The first load of the data is non-transactional. The subsequent preload is in a transactional environment.
I made some JE source changes to move the static basicWriteLockInfo out of WriteLockInfo and make it a non-static field of EnvironmentImpl. Initial testing is encouraging and suggests that this fixes the problem, i.e. the db cache from the first load of the data is garbage collected before the preload. I need to do some more testing though.
Andy, please drop me an email. I don't seem to have your current email address. Thanks.
charles.lamb @ o.com
To close this out, we understand the cause of this bug and will put a fix in the next release (anything after 3.3.71 will have the fix). It will only affect users who disable locking.
This bug, or something very similar, still exists for databases using the shared cache.
The whole shared cache ends up leaked.
I don't know what is causing the leak, and if it is the same or similar internal cause as the previous bug.
I can confirm that for databases using their own (non-shared) cache, it no longer occurs but did in the past.
Open Environment A (large) with locking disabled, using the shared cache, set the cache to a known percent value.
Open Environment B, C, D, etc in the same shared cache
Access Environment A until a large amount of RAM is used by the cache. Stop activity. Garbage Collect. Note remaining heap size (JConsole, Jstat, JMX, various other ways).
Open Environment A2 (same thing, different dir -- in our case we are swapping out updated data).
Close Environment A. Garbage collect -- no difference in size. Note, A2 has not been accessed at all.
Access Environment A2 again causing more memory to be used. It will grow well past its previous level above.
Open Environment A3.
Close Environment A2. Garbage collect -- it will free up all the stuff associated with A2, but all the stuff from A still remains.
The effect is as if the first shared lru cache is lost. Repeated opening and closing recycles the memory properly. But whatever is accessed in the "first" opening is lost forever.
When you use a cache that is 40% of the heap size (3500MB heap) and you lose 40% of the heap, its bad.

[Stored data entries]

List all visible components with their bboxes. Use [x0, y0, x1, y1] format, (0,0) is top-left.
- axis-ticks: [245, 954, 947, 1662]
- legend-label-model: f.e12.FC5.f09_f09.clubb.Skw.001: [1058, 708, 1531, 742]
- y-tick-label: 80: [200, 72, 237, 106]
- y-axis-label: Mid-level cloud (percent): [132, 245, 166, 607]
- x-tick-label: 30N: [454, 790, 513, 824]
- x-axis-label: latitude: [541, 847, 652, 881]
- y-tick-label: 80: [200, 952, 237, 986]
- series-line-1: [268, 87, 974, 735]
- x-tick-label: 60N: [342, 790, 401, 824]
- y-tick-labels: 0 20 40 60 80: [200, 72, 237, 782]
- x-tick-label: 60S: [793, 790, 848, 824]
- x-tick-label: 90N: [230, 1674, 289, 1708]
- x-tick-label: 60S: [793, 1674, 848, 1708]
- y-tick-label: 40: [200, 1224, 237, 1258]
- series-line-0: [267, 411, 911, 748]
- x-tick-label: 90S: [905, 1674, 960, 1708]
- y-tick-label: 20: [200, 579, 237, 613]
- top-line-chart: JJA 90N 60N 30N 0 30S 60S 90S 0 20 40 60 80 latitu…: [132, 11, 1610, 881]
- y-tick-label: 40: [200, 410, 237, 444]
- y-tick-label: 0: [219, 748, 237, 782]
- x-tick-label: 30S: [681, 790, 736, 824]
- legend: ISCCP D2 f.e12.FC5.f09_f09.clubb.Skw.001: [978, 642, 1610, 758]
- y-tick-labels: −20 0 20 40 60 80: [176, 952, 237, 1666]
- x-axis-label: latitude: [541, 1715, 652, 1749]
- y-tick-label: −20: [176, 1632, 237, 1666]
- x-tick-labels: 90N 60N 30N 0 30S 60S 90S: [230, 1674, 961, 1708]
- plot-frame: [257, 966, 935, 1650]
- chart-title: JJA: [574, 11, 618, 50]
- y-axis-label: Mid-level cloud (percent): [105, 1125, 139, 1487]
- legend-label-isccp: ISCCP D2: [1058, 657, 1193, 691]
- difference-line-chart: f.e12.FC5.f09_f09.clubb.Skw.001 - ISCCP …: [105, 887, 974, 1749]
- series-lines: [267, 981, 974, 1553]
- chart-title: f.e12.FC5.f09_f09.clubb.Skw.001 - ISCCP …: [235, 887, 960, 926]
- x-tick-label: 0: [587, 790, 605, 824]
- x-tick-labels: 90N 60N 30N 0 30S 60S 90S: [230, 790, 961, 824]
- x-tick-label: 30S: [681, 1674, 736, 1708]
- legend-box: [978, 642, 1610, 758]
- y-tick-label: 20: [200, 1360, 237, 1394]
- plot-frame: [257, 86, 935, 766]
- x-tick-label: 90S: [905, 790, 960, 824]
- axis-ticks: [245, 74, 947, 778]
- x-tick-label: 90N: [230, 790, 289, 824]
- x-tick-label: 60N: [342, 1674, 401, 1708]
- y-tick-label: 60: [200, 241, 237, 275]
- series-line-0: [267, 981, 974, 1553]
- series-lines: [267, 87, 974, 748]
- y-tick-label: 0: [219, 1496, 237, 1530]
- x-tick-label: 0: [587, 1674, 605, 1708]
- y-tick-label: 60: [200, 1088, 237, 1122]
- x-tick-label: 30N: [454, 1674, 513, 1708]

§ **TASK INSTRUCTIONS**:
a - List the tools the JE cache-leak discussion names for checking the remaining heap size.
b - Write a continuation of the JE cache-leak discussion, starting right after its last sentence.
These items are separate material and are not part of the JE cache-leak discussion.

§ **RESULTS FOR THE EXERCISE**:
a - JConsole, Jstat, JMX

b -
We are unable to use the shared cache feature due to this bug, though we are thinking about investigating a purposeful open/access/close upon startup to work around it.
Could you please tell us if it happens when you don't open Environment A with isLocking disabled?
I won't have time today to get to testing with EnvironmentConfig.setLocking(true); I will be unavailable for a few weeks and be able to test with locking enabled when I return.
The parameter has always been false for us; this process does not write at all but has multiple readers. We first started seeing memory problems after upgrading to the version with shared caches, we noticed the newer version that had a claimed fix for the leak but it did not help. After some experimentation, we found that it was the environments using the shared cache that leaked, and not the others. Switching all but the very small ones (which we don't care if they leak once) to not use the shared cache is the current work-around.
All we know is the following:
Older versions (prior to shared caches): locking = false, no leak but we were only using one environment in the process.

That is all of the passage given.